## Exercise prompt
In the records that follow, show each line where the word "this" is present.

## Data excerpts
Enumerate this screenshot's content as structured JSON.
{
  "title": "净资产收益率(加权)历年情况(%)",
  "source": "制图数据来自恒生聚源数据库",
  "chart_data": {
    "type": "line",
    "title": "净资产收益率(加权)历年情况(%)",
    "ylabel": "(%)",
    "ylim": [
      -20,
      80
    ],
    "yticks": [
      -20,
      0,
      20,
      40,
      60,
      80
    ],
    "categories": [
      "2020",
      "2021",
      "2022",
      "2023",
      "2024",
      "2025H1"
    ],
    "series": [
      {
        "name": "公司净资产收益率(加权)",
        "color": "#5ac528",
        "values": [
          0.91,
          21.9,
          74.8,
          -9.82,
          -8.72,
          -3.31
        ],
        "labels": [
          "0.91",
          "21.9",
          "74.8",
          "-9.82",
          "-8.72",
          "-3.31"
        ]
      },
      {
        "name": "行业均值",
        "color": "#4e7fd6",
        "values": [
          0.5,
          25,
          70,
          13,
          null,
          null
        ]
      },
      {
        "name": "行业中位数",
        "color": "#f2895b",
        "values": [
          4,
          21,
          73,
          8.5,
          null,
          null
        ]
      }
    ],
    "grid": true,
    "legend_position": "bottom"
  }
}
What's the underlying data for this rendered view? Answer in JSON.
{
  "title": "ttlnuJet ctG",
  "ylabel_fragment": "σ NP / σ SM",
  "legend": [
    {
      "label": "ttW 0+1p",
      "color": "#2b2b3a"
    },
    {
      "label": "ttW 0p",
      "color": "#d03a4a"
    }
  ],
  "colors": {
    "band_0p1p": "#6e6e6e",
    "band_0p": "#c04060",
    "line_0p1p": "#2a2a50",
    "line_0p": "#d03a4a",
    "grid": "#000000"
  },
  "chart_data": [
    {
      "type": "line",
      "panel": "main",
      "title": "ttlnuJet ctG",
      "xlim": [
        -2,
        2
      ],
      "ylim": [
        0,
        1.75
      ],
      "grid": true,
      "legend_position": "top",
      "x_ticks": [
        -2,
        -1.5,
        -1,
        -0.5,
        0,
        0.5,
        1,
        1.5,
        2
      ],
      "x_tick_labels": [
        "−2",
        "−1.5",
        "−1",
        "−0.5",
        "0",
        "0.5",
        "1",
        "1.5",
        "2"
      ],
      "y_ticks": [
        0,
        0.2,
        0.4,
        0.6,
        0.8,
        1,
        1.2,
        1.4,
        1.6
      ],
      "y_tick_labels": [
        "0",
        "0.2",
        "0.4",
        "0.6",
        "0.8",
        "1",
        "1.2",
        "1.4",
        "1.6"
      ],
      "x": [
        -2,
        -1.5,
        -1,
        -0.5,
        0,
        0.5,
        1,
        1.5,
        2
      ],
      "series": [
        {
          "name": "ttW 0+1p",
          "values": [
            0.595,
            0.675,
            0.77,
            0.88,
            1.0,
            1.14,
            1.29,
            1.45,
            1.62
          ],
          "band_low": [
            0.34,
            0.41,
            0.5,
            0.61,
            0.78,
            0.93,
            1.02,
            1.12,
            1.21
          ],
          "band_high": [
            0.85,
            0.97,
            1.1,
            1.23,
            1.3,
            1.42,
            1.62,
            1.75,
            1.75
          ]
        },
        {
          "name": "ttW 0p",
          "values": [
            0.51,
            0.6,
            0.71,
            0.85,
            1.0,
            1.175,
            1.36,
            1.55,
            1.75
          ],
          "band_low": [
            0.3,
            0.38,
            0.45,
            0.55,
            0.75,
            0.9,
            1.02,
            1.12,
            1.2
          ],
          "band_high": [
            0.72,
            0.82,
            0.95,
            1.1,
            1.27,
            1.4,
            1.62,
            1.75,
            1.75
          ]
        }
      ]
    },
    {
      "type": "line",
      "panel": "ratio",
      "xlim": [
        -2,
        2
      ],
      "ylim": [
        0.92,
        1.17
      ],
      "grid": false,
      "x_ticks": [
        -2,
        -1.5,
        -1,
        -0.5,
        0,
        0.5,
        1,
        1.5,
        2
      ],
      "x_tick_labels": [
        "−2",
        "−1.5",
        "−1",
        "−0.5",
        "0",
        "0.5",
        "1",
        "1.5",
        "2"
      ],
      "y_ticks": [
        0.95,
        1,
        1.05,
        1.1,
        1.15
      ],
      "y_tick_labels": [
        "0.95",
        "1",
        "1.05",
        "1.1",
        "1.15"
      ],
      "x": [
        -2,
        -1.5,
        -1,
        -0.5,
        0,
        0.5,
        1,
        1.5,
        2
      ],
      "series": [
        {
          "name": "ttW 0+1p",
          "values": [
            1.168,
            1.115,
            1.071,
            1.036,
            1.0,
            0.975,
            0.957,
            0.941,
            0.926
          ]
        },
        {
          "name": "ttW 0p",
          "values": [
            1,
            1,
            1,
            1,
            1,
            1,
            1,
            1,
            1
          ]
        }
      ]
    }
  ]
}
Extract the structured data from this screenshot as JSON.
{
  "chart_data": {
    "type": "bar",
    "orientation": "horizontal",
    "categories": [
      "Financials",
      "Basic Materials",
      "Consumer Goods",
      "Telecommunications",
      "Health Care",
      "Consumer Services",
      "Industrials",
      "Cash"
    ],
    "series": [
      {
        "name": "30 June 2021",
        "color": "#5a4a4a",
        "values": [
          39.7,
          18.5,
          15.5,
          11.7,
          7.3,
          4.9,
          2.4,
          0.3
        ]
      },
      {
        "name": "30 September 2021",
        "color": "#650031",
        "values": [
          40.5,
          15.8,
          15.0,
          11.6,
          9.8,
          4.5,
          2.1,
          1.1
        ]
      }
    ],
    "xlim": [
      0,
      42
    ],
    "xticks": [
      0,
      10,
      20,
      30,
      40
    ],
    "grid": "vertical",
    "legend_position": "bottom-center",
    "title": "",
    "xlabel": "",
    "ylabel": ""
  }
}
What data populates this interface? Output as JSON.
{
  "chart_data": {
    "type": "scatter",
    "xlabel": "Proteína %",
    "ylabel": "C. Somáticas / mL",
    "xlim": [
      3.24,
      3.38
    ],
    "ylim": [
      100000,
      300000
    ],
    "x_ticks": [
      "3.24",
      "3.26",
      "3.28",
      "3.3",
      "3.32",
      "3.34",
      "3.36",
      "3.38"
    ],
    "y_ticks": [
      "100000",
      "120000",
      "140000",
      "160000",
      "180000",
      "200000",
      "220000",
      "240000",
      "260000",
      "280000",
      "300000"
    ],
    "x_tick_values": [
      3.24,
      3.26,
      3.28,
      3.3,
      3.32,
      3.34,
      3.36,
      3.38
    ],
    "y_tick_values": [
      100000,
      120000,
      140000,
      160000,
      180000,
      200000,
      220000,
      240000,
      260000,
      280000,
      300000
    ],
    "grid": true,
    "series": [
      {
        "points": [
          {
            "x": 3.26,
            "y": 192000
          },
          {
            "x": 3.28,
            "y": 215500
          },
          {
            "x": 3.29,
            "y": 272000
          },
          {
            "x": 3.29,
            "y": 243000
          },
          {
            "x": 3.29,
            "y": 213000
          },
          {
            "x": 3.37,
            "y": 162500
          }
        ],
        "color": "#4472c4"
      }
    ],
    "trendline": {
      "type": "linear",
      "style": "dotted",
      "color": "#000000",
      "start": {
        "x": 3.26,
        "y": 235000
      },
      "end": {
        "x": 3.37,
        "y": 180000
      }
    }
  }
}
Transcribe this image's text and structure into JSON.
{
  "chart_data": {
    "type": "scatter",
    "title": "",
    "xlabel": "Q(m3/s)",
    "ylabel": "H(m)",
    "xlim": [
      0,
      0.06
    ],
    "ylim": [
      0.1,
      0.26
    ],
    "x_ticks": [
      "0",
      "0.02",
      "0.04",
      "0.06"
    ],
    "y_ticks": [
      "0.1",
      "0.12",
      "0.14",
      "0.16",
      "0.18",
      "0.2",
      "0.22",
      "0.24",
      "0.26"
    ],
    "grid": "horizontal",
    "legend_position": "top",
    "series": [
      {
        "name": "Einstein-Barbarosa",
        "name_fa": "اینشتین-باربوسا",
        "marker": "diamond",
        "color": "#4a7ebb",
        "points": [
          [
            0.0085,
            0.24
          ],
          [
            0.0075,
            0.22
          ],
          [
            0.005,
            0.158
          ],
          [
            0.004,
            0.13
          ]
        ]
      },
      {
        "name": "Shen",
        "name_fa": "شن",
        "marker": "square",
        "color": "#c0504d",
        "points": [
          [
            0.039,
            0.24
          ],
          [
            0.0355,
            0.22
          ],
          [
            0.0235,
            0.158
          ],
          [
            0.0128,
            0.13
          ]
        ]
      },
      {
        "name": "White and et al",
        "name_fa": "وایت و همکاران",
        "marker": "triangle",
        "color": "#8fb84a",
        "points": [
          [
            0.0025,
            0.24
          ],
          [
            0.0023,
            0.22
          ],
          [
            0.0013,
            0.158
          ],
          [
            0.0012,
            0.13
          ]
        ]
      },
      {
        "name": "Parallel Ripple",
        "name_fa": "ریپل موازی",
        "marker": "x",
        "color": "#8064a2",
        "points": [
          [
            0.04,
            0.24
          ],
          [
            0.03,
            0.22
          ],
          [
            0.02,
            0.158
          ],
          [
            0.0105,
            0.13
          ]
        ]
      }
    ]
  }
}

## Output below
Enumerate this screenshot's content as structured JSON.
What's the underlying data for this rendered view? Answer in JSON.
Extract the structured data from this screenshot as JSON.
What data populates this interface? Output as JSON.
Transcribe this image's text and structure into JSON.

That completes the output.